#### [Exercise]
Wherever the string "JSON" occurs in a line of these records, report that line.

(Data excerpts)
** Start **

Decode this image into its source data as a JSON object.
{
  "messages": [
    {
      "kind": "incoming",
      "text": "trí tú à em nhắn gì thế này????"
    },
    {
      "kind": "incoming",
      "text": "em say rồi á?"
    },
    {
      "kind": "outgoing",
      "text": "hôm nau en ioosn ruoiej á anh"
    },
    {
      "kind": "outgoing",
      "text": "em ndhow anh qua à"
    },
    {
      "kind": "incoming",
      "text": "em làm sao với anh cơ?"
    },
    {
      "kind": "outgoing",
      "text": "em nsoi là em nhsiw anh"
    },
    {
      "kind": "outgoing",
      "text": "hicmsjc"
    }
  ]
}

** End **
** Start **

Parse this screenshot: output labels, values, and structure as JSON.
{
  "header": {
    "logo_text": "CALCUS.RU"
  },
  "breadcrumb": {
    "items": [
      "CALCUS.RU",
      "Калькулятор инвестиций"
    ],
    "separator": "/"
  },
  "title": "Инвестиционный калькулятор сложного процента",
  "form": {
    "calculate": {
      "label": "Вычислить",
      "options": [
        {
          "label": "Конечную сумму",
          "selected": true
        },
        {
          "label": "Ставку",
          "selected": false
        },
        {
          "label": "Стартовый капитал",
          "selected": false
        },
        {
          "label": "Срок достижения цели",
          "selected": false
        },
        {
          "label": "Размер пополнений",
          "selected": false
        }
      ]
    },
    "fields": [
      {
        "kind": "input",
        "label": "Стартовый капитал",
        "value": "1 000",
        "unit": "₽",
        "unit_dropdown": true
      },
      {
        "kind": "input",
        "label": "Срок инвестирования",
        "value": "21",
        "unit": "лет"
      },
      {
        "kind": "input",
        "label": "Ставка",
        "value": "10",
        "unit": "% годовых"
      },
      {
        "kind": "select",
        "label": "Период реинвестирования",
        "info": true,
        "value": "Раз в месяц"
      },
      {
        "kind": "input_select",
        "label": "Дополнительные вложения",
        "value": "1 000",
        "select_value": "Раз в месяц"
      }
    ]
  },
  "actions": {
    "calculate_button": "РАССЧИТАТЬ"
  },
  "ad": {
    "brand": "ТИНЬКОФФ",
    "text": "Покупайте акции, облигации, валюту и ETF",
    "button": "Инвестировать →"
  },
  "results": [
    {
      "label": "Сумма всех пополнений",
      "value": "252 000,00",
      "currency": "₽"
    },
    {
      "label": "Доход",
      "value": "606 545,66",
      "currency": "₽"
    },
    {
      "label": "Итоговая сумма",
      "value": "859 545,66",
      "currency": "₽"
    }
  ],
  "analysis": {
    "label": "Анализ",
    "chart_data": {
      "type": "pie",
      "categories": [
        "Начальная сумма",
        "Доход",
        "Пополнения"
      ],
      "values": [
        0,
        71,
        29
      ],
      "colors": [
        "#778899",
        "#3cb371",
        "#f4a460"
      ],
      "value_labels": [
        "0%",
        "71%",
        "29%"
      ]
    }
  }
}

** End **
** Start **

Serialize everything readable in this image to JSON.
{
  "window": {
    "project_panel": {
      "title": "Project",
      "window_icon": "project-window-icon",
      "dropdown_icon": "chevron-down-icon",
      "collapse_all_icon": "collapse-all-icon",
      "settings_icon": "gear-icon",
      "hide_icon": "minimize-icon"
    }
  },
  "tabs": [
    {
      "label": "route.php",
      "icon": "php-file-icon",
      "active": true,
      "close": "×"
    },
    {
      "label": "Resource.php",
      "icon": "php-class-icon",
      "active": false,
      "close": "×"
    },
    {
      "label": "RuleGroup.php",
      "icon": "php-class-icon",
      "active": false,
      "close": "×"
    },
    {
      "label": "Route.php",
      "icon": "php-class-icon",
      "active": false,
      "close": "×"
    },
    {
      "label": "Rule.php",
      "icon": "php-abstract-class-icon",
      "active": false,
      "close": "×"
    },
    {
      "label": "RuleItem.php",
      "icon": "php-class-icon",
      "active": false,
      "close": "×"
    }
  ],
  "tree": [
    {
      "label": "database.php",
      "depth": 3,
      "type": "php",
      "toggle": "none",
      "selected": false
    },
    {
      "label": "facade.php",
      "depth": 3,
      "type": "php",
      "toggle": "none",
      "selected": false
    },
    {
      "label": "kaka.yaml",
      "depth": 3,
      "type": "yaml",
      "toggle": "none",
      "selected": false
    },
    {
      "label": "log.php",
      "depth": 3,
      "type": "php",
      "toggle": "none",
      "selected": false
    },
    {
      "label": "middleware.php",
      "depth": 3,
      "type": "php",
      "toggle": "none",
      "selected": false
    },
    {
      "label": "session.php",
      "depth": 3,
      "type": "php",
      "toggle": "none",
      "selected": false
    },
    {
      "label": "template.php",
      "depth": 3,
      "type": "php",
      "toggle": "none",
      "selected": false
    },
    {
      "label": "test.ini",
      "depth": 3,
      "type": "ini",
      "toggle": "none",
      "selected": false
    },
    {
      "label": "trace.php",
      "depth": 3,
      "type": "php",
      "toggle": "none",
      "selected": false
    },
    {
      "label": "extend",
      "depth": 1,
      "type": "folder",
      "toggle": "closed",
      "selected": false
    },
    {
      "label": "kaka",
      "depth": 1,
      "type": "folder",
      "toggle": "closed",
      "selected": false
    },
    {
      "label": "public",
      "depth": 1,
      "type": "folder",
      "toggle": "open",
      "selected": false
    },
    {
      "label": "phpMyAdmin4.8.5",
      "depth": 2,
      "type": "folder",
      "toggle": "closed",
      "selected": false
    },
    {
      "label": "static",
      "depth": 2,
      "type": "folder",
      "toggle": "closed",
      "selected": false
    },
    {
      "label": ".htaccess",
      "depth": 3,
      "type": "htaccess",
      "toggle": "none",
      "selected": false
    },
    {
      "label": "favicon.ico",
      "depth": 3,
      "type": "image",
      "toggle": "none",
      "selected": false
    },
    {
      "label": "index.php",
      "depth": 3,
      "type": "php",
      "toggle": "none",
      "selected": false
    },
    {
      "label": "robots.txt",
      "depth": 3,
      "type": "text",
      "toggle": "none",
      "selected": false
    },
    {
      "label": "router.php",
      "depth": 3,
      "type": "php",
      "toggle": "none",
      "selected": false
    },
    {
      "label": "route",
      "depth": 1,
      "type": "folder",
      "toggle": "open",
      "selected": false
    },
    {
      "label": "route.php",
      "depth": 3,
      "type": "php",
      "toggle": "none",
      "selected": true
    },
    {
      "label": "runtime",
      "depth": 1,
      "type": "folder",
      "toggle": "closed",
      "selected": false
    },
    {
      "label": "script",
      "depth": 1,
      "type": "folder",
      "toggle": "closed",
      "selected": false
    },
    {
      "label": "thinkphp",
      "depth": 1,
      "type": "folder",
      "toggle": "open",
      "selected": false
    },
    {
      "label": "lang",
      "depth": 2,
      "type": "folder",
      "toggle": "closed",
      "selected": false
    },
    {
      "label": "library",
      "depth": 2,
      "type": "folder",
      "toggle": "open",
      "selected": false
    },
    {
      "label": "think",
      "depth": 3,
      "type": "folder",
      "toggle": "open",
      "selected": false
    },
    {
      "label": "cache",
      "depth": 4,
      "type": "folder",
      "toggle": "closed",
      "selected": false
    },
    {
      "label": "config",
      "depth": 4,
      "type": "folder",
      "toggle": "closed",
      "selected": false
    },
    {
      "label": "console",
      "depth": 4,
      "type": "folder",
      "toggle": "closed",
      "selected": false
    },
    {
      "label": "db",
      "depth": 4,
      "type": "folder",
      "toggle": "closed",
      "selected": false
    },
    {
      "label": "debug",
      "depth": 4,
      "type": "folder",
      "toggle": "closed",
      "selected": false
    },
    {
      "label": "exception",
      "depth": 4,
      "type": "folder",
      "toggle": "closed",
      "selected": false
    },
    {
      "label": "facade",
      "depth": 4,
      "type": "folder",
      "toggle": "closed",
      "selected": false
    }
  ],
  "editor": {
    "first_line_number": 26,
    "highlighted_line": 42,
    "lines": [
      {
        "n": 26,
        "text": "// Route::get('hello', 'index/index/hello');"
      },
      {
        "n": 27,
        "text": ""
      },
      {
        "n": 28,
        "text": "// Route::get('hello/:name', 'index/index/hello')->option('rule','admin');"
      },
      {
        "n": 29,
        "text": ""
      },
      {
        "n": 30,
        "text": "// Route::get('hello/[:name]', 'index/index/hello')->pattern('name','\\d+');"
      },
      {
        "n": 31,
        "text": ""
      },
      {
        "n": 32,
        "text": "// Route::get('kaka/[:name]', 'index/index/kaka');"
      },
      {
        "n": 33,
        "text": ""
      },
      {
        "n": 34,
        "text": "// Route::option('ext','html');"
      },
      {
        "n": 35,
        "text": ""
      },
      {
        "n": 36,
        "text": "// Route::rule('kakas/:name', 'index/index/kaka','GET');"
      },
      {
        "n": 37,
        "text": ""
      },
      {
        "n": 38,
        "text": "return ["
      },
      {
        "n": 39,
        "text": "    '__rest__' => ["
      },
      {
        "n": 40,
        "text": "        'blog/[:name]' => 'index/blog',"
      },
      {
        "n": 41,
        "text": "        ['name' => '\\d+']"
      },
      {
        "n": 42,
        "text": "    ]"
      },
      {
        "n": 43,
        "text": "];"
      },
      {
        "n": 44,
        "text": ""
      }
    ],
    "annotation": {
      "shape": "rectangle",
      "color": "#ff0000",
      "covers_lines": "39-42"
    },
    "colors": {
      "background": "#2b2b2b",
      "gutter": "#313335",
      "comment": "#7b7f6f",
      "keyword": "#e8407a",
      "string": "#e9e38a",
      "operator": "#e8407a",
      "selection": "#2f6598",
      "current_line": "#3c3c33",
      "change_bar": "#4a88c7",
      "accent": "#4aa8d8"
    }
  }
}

** End **

#### [Solved exercise]
Decode this image into its source data as a JSON object.
Parse this screenshot: output labels, values, and structure as JSON.
Serialize everything readable in this image to JSON.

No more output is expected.